Task details: Please retype the data in full and exactly; the pictures are not part of the copy.

Dataset rows about figures:
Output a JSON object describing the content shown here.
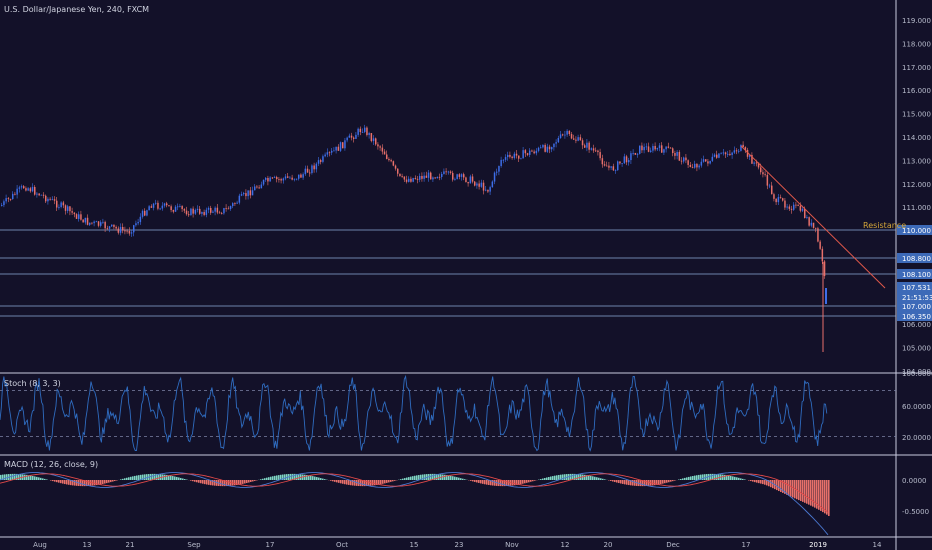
{
  "chart_title": "U.S. Dollar/Japanese Yen, 240, FXCM",
  "resistance_label": "Resistance",
  "colors": {
    "background": "#131129",
    "up": "#3d6ee8",
    "down": "#e8706a",
    "hline": "#8ea8d8",
    "resistance": "#e0584a",
    "resistance_text": "#d4a63a",
    "axis_text": "#b8bccc",
    "stoch": "#2f6cc0",
    "macd": "#4a78d0",
    "signal": "#e04848",
    "hist_pos": "#7fd6c4",
    "hist_neg": "#e8706a",
    "badge": "#3d6ab8"
  },
  "x_axis_labels": [
    "Aug",
    "13",
    "21",
    "Sep",
    "17",
    "Oct",
    "15",
    "23",
    "Nov",
    "12",
    "20",
    "Dec",
    "17",
    "2019",
    "14"
  ],
  "chart_data": {
    "type": "candlestick",
    "price_axis_labels": [
      "119.000",
      "118.000",
      "117.000",
      "116.000",
      "115.000",
      "114.000",
      "113.000",
      "112.000",
      "111.000",
      "106.000",
      "105.000",
      "104.000"
    ],
    "price_range": [
      104.0,
      119.4
    ],
    "ohlc_path": [
      [
        "Aug",
        111.2
      ],
      [
        "Aug",
        111.9
      ],
      [
        "Aug",
        111.2
      ],
      [
        "13",
        111.4
      ],
      [
        "13",
        110.8
      ],
      [
        "21",
        110.4
      ],
      [
        "21",
        111.2
      ],
      [
        "21",
        111.0
      ],
      [
        "Sep",
        111.6
      ],
      [
        "Sep",
        111.1
      ],
      [
        "Sep",
        111.9
      ],
      [
        "17",
        112.3
      ],
      [
        "17",
        112.7
      ],
      [
        "17",
        112.4
      ],
      [
        "17",
        113.1
      ],
      [
        "Oct",
        114.0
      ],
      [
        "Oct",
        114.5
      ],
      [
        "Oct",
        113.6
      ],
      [
        "15",
        112.2
      ],
      [
        "15",
        112.7
      ],
      [
        "23",
        112.3
      ],
      [
        "23",
        112.6
      ],
      [
        "23",
        111.9
      ],
      [
        "Nov",
        113.2
      ],
      [
        "Nov",
        113.8
      ],
      [
        "12",
        114.0
      ],
      [
        "12",
        113.6
      ],
      [
        "20",
        112.6
      ],
      [
        "20",
        113.0
      ],
      [
        "Dec",
        113.8
      ],
      [
        "Dec",
        113.2
      ],
      [
        "Dec",
        112.8
      ],
      [
        "17",
        113.3
      ],
      [
        "17",
        113.4
      ],
      [
        "17",
        112.4
      ],
      [
        "17",
        111.2
      ],
      [
        "17",
        110.6
      ],
      [
        "2019",
        109.5
      ],
      [
        "2019",
        107.3
      ]
    ],
    "horizontal_levels": [
      {
        "value": 110.0,
        "badge": "110.000"
      },
      {
        "value": 108.8,
        "badge": "108.800"
      },
      {
        "value": 108.1,
        "badge": "108.100"
      },
      {
        "value": 107.4,
        "badge": "107.531"
      },
      {
        "value": 106.9,
        "badge": "21:51:53"
      },
      {
        "value": 106.4,
        "badge": "107.000"
      },
      {
        "value": 106.35,
        "badge": "106.350"
      }
    ],
    "stoch": {
      "label": "Stoch (8, 3, 3)",
      "axis_labels": [
        "100.0000",
        "60.0000",
        "20.0000"
      ],
      "range": [
        0,
        100
      ],
      "bands": [
        80,
        20
      ]
    },
    "macd": {
      "label": "MACD (12, 26, close, 9)",
      "axis_labels": [
        "0.0000",
        "-0.5000"
      ],
      "range": [
        -0.95,
        0.25
      ]
    }
  }
}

Response to the task:
Output a JSON object describing the content shown here.
{
  "chart_title": "U.S. Dollar/Japanese Yen, 240, FXCM",
  "resistance_label": "Resistance",
  "colors": {
    "background": "#131129",
    "up": "#3d6ee8",
    "down": "#e8706a",
    "hline": "#8ea8d8",
    "resistance": "#e0584a",
    "resistance_text": "#d4a63a",
    "axis_text": "#b8bccc",
    "stoch": "#2f6cc0",
    "macd": "#4a78d0",
    "signal": "#e04848",
    "hist_pos": "#7fd6c4",
    "hist_neg": "#e8706a",
    "badge": "#3d6ab8"
  },
  "x_axis_labels": [
    "Aug",
    "13",
    "21",
    "Sep",
    "17",
    "Oct",
    "15",
    "23",
    "Nov",
    "12",
    "20",
    "Dec",
    "17",
    "2019",
    "14"
  ],
  "chart_data": {
    "type": "candlestick",
    "price_axis_labels": [
      "119.000",
      "118.000",
      "117.000",
      "116.000",
      "115.000",
      "114.000",
      "113.000",
      "112.000",
      "111.000",
      "106.000",
      "105.000",
      "104.000"
    ],
    "price_range": [
      104.0,
      119.4
    ],
    "ohlc_path": [
      [
        "Aug",
        111.2
      ],
      [
        "Aug",
        111.9
      ],
      [
        "Aug",
        111.2
      ],
      [
        "13",
        111.4
      ],
      [
        "13",
        110.8
      ],
      [
        "21",
        110.4
      ],
      [
        "21",
        111.2
      ],
      [
        "21",
        111.0
      ],
      [
        "Sep",
        111.6
      ],
      [
        "Sep",
        111.1
      ],
      [
        "Sep",
        111.9
      ],
      [
        "17",
        112.3
      ],
      [
        "17",
        112.7
      ],
      [
        "17",
        112.4
      ],
      [
        "17",
        113.1
      ],
      [
        "Oct",
        114.0
      ],
      [
        "Oct",
        114.5
      ],
      [
        "Oct",
        113.6
      ],
      [
        "15",
        112.2
      ],
      [
        "15",
        112.7
      ],
      [
        "23",
        112.3
      ],
      [
        "23",
        112.6
      ],
      [
        "23",
        111.9
      ],
      [
        "Nov",
        113.2
      ],
      [
        "Nov",
        113.8
      ],
      [
        "12",
        114.0
      ],
      [
        "12",
        113.6
      ],
      [
        "20",
        112.6
      ],
      [
        "20",
        113.0
      ],
      [
        "Dec",
        113.8
      ],
      [
        "Dec",
        113.2
      ],
      [
        "Dec",
        112.8
      ],
      [
        "17",
        113.3
      ],
      [
        "17",
        113.4
      ],
      [
        "17",
        112.4
      ],
      [
        "17",
        111.2
      ],
      [
        "17",
        110.6
      ],
      [
        "2019",
        109.5
      ],
      [
        "2019",
        107.3
      ]
    ],
    "horizontal_levels": [
      {
        "value": 110.0,
        "badge": "110.000"
      },
      {
        "value": 108.8,
        "badge": "108.800"
      },
      {
        "value": 108.1,
        "badge": "108.100"
      },
      {
        "value": 107.4,
        "badge": "107.531"
      },
      {
        "value": 106.9,
        "badge": "21:51:53"
      },
      {
        "value": 106.4,
        "badge": "107.000"
      },
      {
        "value": 106.35,
        "badge": "106.350"
      }
    ],
    "stoch": {
      "label": "Stoch (8, 3, 3)",
      "axis_labels": [
        "100.0000",
        "60.0000",
        "20.0000"
      ],
      "range": [
        0,
        100
      ],
      "bands": [
        80,
        20
      ]
    },
    "macd": {
      "label": "MACD (12, 26, close, 9)",
      "axis_labels": [
        "0.0000",
        "-0.5000"
      ],
      "range": [
        -0.95,
        0.25
      ]
    }
  }
}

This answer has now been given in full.